Exercise task: Assemble all lines in which the string "JSON" appears.

================================

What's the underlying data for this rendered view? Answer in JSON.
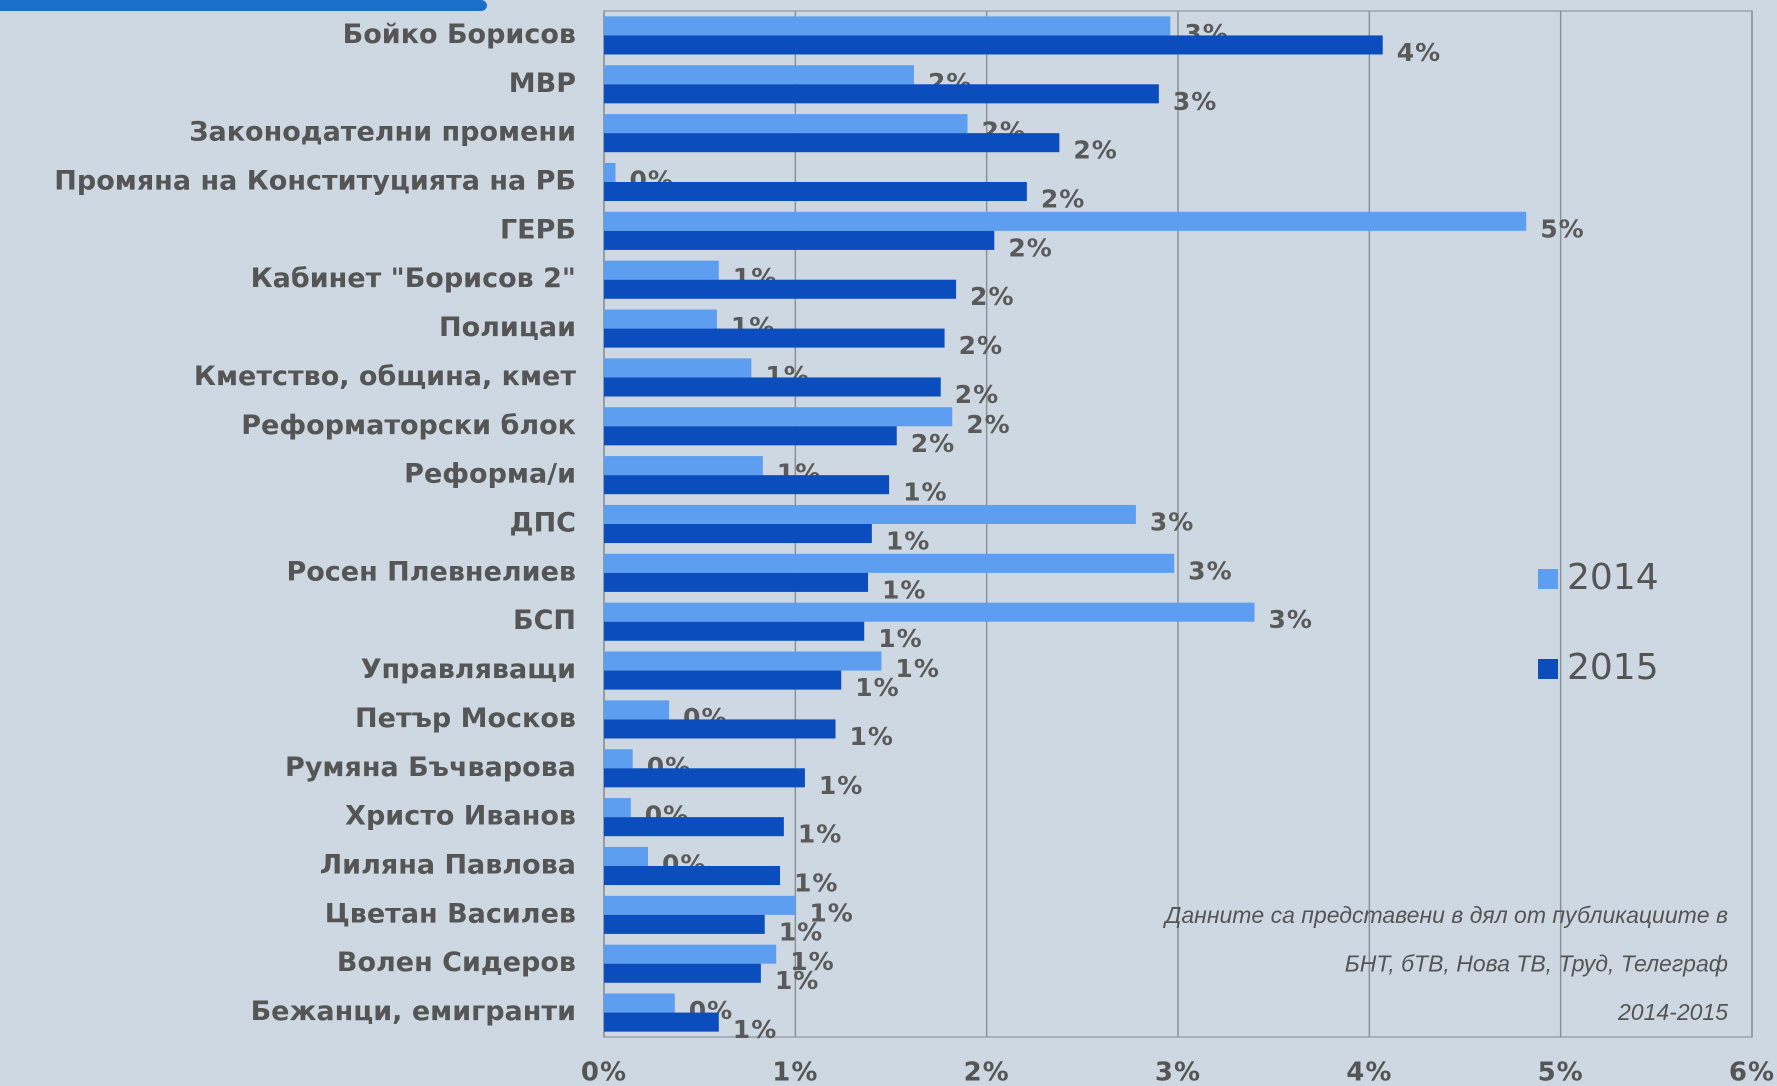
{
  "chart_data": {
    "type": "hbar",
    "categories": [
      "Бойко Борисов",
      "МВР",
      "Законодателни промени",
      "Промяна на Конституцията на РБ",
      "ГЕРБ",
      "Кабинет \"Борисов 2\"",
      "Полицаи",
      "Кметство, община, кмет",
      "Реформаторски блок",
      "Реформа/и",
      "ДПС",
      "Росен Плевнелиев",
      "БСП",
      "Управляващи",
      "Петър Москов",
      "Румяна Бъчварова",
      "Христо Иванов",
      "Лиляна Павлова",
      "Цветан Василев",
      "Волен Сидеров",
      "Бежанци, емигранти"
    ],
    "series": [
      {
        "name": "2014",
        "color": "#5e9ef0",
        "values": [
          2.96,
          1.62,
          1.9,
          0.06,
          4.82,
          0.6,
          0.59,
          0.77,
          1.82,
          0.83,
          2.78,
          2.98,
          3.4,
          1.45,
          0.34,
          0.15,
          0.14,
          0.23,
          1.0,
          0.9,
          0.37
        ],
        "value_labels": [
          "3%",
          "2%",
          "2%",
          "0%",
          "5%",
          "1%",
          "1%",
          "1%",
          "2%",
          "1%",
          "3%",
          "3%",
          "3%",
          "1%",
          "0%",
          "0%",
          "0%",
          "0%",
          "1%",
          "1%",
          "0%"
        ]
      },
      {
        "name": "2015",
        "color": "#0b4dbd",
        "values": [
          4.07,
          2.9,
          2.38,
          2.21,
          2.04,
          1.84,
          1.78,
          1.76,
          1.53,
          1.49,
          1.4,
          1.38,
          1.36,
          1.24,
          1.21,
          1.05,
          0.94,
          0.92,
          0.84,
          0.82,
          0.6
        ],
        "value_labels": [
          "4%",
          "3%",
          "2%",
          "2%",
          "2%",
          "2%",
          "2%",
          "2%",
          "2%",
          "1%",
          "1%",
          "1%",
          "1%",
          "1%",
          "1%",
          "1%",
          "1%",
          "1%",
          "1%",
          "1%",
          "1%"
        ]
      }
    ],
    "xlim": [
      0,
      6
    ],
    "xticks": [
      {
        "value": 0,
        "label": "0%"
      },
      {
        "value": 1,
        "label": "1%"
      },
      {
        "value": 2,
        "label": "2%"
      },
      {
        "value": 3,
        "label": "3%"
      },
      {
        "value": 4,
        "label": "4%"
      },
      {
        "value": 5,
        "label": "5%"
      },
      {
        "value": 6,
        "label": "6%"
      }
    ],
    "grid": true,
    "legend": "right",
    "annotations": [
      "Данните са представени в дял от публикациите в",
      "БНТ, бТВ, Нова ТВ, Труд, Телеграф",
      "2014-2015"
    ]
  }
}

================================

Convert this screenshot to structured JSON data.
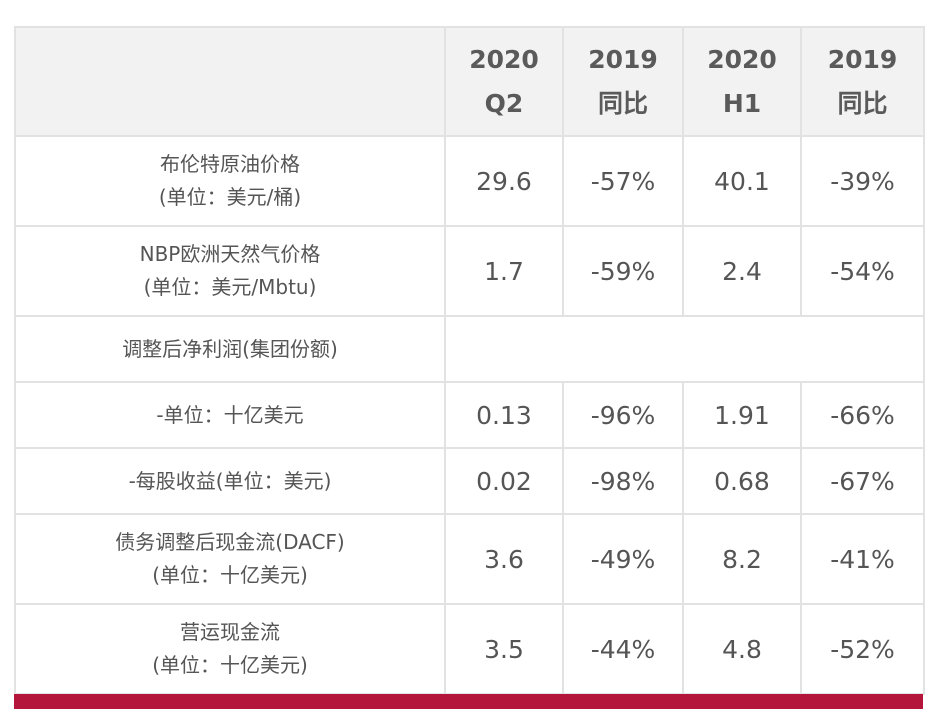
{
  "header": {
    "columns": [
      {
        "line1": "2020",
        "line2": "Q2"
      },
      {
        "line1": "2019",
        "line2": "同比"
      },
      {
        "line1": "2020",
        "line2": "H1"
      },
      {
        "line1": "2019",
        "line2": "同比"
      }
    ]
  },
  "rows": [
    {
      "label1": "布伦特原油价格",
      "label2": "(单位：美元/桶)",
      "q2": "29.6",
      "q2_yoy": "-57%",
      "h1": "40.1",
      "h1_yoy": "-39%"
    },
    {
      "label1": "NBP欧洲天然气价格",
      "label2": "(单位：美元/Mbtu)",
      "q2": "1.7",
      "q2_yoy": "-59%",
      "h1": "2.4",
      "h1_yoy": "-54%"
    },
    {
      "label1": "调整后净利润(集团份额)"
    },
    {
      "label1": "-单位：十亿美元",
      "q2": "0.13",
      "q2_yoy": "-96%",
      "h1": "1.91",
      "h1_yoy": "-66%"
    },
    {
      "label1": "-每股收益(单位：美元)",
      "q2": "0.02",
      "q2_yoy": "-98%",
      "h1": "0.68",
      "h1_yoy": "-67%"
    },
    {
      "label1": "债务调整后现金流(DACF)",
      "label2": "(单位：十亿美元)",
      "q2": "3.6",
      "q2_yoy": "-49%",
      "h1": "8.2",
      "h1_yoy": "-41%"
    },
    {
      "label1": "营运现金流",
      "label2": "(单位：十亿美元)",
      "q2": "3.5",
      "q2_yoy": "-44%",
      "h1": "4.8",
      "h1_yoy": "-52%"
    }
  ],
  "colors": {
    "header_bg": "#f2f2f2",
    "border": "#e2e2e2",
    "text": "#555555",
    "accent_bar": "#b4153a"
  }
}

================================

Solution below:
What's the underlying data for this rendered view? Answer in JSON.
Convert this screenshot to structured JSON data.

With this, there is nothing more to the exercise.